◆ Instructions for the task: Search the material for "ISSN" and show all lines that contain it.
——
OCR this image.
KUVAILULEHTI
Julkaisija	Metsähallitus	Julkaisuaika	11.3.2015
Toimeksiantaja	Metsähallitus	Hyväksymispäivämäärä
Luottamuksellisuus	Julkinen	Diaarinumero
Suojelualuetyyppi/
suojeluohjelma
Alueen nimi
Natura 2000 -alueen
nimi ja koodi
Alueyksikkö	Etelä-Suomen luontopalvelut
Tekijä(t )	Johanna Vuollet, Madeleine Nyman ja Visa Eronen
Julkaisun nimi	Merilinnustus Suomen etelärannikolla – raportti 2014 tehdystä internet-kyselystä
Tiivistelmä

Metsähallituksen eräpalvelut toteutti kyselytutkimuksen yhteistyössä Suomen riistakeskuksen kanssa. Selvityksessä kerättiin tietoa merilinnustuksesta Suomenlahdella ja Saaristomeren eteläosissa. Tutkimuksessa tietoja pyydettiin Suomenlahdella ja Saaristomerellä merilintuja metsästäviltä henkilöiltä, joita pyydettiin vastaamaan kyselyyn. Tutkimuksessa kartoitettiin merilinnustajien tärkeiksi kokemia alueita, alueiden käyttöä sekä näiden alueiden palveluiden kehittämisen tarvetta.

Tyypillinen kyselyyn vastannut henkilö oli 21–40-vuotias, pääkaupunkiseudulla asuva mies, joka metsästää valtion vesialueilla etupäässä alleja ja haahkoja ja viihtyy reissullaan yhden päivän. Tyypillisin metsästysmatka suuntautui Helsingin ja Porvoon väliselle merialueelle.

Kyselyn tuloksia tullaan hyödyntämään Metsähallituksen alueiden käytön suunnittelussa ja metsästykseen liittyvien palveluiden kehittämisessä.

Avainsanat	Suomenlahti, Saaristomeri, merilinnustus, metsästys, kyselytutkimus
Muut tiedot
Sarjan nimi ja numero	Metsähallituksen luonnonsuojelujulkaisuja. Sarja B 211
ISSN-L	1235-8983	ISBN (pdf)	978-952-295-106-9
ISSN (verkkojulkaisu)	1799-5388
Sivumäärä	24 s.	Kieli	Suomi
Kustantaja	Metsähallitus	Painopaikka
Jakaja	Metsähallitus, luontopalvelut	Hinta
——
◆ Result of this exercise:
ISSN-L	1235-8983	ISBN (pdf)	978-952-295-106-9
ISSN (verkkojulkaisu)	1799-5388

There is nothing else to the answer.